- **REQUIREMENT**
Please format every line in the rows below as a JSON list of strings, with one string per line and no blank lines.
**** SOURCE RECORDS
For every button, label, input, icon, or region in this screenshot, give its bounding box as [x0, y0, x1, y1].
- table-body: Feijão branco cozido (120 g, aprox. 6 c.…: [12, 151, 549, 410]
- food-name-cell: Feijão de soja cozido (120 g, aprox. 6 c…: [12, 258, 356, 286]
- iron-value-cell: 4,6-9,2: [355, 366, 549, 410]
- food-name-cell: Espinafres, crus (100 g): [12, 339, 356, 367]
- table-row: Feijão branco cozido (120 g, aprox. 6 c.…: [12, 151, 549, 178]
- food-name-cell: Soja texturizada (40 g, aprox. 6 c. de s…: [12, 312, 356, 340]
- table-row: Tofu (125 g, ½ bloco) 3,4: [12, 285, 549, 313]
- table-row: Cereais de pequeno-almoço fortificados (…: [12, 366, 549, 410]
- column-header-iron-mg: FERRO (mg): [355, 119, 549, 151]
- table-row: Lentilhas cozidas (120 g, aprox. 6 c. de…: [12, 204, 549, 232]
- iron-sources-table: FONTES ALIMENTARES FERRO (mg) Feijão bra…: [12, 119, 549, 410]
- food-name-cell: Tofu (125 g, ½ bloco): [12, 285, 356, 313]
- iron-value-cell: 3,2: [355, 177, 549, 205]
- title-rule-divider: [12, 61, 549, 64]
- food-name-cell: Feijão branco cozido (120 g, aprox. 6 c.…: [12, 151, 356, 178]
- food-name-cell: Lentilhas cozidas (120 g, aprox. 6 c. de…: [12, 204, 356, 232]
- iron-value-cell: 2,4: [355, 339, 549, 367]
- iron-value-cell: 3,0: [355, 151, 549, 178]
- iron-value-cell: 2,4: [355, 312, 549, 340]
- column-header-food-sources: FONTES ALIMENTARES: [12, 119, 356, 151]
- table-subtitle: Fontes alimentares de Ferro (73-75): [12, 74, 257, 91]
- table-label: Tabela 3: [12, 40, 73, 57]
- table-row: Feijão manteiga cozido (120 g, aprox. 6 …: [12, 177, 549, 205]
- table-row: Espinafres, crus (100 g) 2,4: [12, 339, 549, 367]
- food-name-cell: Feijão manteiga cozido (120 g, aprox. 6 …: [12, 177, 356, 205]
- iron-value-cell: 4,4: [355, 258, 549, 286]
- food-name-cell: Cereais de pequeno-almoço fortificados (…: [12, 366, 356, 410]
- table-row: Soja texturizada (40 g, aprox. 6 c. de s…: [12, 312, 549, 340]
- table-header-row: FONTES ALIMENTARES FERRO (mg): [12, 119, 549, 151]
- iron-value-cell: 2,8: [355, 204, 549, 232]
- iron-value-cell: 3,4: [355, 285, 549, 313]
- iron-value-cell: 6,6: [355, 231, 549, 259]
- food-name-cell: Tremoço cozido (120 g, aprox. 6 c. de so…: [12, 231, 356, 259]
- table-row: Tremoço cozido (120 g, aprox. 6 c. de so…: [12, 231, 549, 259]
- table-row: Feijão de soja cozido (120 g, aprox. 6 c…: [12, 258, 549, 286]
********
- **RESULT OF THE EXERCISE**
[
  "For every button, label, input, icon, or region in this screenshot, give its bounding box as [x0, y0, x1, y1].",
  "- table-body: Feijão branco cozido (120 g, aprox. 6 c.…: [12, 151, 549, 410]",
  "- food-name-cell: Feijão de soja cozido (120 g, aprox. 6 c…: [12, 258, 356, 286]",
  "- iron-value-cell: 4,6-9,2: [355, 366, 549, 410]",
  "- food-name-cell: Espinafres, crus (100 g): [12, 339, 356, 367]",
  "- table-row: Feijão branco cozido (120 g, aprox. 6 c.…: [12, 151, 549, 178]",
  "- food-name-cell: Soja texturizada (40 g, aprox. 6 c. de s…: [12, 312, 356, 340]",
  "- table-row: Tofu (125 g, ½ bloco) 3,4: [12, 285, 549, 313]",
  "- table-row: Cereais de pequeno-almoço fortificados (…: [12, 366, 549, 410]",
  "- column-header-iron-mg: FERRO (mg): [355, 119, 549, 151]",
  "- table-row: Lentilhas cozidas (120 g, aprox. 6 c. de…: [12, 204, 549, 232]",
  "- iron-sources-table: FONTES ALIMENTARES FERRO (mg) Feijão bra…: [12, 119, 549, 410]",
  "- food-name-cell: Tofu (125 g, ½ bloco): [12, 285, 356, 313]",
  "- iron-value-cell: 3,2: [355, 177, 549, 205]",
  "- title-rule-divider: [12, 61, 549, 64]",
  "- food-name-cell: Feijão branco cozido (120 g, aprox. 6 c.…: [12, 151, 356, 178]",
  "- food-name-cell: Lentilhas cozidas (120 g, aprox. 6 c. de…: [12, 204, 356, 232]",
  "- iron-value-cell: 2,4: [355, 339, 549, 367]",
  "- iron-value-cell: 3,0: [355, 151, 549, 178]",
  "- iron-value-cell: 2,4: [355, 312, 549, 340]",
  "- column-header-food-sources: FONTES ALIMENTARES: [12, 119, 356, 151]",
  "- table-subtitle: Fontes alimentares de Ferro (73-75): [12, 74, 257, 91]",
  "- table-label: Tabela 3: [12, 40, 73, 57]",
  "- table-row: Feijão manteiga cozido (120 g, aprox. 6 …: [12, 177, 549, 205]",
  "- table-row: Espinafres, crus (100 g) 2,4: [12, 339, 549, 367]",
  "- food-name-cell: Feijão manteiga cozido (120 g, aprox. 6 …: [12, 177, 356, 205]",
  "- iron-value-cell: 4,4: [355, 258, 549, 286]",
  "- food-name-cell: Cereais de pequeno-almoço fortificados (…: [12, 366, 356, 410]",
  "- table-row: Soja texturizada (40 g, aprox. 6 c. de s…: [12, 312, 549, 340]",
  "- table-header-row: FONTES ALIMENTARES FERRO (mg): [12, 119, 549, 151]",
  "- iron-value-cell: 2,8: [355, 204, 549, 232]",
  "- iron-value-cell: 3,4: [355, 285, 549, 313]",
  "- iron-value-cell: 6,6: [355, 231, 549, 259]",
  "- food-name-cell: Tremoço cozido (120 g, aprox. 6 c. de so…: [12, 231, 356, 259]",
  "- table-row: Tremoço cozido (120 g, aprox. 6 c. de so…: [12, 231, 549, 259]",
  "- table-row: Feijão de soja cozido (120 g, aprox. 6 c…: [12, 258, 549, 286]"
]